- [Direction] Identify all lines below that hold "Emperor" and collect them.

[Stored items from a collection]

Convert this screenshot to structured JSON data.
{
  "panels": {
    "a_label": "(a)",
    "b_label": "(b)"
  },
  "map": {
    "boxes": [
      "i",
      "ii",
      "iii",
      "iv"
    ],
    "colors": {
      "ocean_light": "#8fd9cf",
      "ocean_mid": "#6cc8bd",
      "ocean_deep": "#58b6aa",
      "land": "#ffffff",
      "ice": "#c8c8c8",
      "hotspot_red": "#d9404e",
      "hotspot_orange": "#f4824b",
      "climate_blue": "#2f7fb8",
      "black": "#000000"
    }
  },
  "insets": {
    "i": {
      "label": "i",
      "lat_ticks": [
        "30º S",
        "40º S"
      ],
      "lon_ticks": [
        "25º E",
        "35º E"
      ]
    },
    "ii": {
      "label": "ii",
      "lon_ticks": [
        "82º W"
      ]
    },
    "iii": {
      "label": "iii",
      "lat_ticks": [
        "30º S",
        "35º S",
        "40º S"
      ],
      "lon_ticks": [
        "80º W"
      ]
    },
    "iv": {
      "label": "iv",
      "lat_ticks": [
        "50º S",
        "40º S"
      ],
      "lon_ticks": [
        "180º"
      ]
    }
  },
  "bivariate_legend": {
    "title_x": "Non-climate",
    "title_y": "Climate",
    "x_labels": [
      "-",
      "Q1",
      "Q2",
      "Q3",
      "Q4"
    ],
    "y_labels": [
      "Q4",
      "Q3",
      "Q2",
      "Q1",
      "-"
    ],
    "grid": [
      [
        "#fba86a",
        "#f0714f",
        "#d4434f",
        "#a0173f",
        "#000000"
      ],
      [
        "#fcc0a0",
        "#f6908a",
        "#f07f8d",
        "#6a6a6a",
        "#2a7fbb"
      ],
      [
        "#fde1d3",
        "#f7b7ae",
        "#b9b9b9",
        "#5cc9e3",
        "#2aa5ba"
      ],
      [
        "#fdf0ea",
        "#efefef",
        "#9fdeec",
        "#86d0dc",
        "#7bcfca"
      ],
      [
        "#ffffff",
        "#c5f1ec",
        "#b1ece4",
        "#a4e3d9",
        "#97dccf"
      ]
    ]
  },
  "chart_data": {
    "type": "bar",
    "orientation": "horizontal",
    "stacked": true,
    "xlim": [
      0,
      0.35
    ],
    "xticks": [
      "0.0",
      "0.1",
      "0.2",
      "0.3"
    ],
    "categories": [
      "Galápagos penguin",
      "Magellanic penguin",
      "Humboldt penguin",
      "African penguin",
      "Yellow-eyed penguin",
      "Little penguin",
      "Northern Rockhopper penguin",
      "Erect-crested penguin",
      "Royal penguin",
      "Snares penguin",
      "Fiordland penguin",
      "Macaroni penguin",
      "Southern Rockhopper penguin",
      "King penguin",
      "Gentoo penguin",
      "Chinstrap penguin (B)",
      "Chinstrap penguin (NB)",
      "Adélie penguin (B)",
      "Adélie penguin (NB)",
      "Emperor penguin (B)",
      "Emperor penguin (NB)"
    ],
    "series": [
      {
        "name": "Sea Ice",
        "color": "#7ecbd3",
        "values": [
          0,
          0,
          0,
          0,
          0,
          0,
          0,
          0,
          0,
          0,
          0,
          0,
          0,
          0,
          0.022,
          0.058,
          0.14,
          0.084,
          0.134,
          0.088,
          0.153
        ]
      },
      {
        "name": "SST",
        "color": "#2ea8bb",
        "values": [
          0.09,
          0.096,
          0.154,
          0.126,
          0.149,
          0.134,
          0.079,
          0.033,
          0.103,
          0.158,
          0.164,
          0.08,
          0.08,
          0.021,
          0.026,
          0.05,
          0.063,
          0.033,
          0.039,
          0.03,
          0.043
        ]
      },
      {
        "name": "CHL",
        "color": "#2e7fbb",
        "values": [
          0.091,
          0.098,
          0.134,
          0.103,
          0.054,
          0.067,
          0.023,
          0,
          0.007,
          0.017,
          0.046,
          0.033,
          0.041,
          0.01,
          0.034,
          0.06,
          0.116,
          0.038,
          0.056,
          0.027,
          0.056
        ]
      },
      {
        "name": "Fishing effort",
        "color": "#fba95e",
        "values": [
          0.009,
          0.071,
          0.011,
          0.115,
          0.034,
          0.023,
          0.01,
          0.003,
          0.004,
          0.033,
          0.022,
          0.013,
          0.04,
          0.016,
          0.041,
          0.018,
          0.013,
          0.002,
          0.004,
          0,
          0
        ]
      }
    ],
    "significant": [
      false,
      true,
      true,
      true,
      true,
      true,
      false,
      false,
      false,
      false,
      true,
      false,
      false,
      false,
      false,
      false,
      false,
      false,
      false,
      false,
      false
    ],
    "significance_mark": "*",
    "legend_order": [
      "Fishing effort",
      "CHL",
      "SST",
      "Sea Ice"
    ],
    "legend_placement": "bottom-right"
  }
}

- [Answer below]
      "Emperor penguin (B)",
      "Emperor penguin (NB)"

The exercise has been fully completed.